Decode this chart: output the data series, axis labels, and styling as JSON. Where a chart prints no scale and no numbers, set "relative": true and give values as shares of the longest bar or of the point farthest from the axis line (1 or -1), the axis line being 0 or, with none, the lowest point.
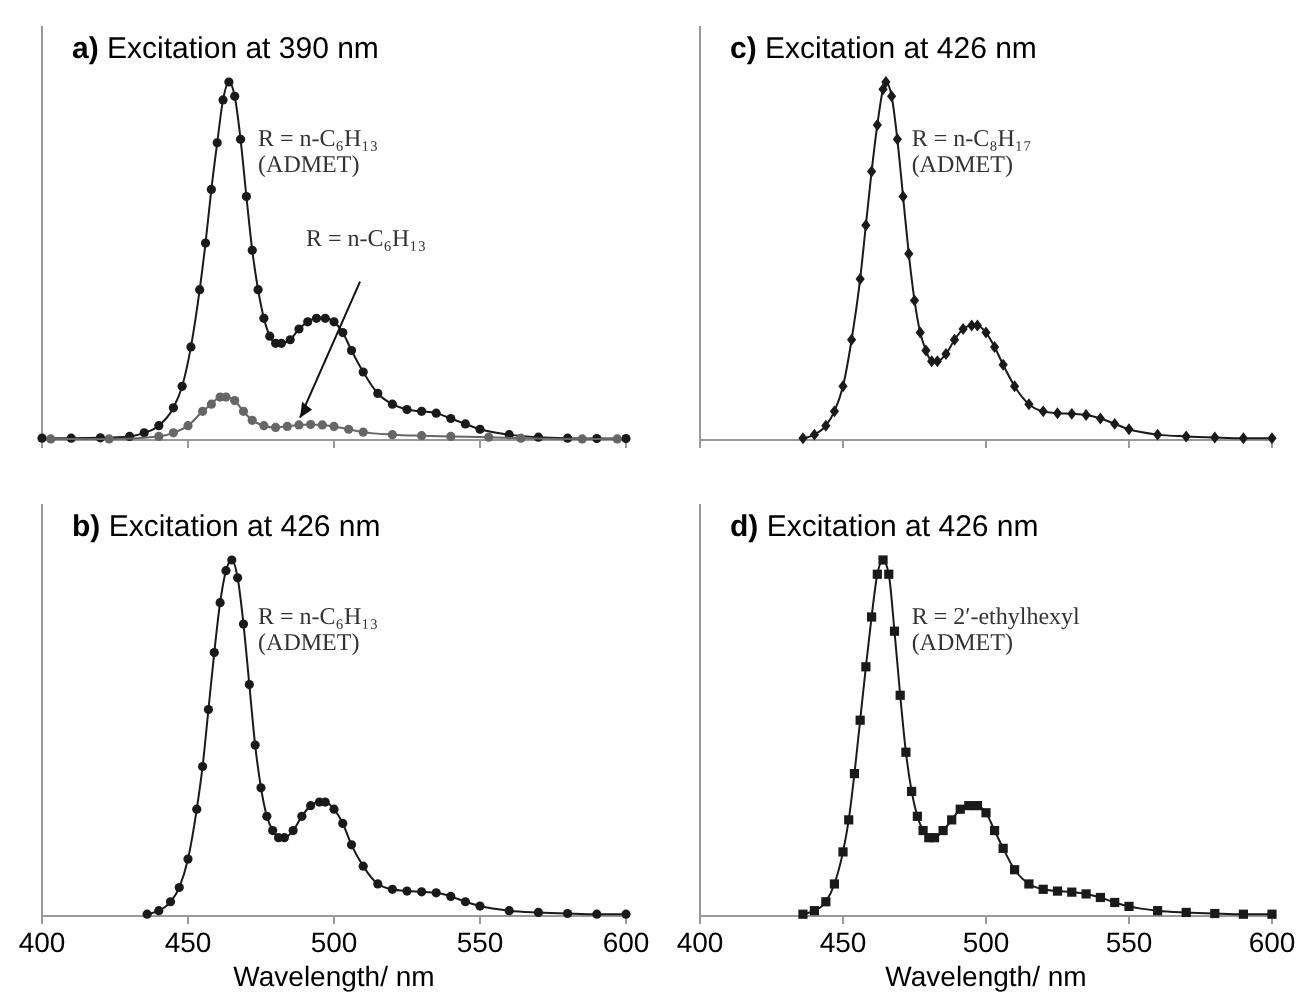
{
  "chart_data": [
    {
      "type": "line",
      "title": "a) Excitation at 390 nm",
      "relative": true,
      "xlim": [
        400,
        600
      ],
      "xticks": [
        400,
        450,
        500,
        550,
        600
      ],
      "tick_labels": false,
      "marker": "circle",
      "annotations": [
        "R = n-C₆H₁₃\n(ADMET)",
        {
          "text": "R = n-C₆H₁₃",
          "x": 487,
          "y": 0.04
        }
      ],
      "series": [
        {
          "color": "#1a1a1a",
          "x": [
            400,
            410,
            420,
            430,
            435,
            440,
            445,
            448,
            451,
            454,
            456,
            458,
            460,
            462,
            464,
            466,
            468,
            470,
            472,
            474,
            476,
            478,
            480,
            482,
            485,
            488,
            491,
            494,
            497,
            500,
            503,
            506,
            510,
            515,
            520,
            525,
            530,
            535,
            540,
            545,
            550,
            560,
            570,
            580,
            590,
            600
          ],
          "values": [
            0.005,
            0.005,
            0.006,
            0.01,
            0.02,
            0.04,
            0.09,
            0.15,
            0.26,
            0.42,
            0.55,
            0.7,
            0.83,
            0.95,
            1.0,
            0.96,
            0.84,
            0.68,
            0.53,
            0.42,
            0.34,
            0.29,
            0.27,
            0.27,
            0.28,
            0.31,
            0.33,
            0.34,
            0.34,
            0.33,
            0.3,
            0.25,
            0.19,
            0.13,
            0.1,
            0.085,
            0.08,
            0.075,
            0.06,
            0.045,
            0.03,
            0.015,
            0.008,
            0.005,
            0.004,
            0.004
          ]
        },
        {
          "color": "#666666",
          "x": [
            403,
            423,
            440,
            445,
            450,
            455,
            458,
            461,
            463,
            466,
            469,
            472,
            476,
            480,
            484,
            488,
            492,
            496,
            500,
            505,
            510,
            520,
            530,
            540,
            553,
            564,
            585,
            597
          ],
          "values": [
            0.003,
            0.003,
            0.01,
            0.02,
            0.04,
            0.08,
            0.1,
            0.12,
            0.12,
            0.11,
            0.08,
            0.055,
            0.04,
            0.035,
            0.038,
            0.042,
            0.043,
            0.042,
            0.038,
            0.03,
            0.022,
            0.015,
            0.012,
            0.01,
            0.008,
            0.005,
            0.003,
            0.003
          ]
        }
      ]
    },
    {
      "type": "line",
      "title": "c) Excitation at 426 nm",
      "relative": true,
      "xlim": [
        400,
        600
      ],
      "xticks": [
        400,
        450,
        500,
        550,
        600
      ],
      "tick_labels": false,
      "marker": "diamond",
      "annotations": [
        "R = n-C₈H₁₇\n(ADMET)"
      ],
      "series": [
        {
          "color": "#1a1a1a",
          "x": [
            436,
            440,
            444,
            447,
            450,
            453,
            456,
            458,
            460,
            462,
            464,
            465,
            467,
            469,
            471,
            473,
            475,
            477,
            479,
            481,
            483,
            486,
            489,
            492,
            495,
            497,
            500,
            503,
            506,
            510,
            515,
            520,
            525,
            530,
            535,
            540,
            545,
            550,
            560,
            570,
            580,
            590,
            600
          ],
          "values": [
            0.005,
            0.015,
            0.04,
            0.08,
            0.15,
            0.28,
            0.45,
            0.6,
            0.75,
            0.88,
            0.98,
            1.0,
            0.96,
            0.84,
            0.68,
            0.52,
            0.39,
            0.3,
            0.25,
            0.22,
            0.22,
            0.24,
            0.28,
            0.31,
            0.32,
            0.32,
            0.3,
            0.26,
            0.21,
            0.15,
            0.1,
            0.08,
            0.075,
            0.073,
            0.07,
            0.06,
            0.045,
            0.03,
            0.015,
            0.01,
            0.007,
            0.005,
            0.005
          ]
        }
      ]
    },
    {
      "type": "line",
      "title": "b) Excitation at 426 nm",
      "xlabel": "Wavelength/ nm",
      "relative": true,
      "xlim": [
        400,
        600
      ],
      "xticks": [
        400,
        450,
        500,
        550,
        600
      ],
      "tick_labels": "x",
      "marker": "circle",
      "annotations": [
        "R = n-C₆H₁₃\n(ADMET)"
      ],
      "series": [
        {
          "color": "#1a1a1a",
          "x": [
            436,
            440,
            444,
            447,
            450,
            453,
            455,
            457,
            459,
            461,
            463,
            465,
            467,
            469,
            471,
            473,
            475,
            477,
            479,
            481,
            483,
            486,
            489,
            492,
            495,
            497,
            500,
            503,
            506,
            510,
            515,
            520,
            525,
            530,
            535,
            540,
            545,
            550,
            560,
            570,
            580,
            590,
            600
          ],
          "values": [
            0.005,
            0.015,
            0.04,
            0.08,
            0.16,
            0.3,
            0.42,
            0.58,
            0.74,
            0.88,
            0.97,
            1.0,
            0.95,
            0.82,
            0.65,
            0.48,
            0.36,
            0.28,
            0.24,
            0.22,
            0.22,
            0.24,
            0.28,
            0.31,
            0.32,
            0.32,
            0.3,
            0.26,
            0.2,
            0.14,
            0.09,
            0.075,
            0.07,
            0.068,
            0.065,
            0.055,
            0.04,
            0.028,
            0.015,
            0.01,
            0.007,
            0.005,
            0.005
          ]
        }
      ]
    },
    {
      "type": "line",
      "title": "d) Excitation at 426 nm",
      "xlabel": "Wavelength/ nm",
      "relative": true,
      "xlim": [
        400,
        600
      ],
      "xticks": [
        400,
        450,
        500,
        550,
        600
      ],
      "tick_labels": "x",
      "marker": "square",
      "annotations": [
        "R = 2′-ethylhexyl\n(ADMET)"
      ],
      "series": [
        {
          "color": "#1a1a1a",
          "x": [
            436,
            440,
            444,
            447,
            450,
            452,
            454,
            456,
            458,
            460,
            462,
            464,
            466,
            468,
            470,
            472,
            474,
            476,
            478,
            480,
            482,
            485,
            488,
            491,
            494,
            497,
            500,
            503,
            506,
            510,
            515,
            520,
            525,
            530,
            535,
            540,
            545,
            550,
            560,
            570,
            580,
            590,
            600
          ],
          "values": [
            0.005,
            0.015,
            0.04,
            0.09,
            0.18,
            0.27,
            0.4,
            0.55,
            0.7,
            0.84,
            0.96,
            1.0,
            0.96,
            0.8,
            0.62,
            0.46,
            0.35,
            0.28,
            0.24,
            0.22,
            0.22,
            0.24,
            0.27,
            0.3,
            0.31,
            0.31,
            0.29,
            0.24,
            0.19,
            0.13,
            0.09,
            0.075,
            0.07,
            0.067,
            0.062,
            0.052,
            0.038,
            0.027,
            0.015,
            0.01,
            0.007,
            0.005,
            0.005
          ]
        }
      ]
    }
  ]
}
───
Your reply is one number: how many lines of the records above contain the word "C₆H₁₃".

3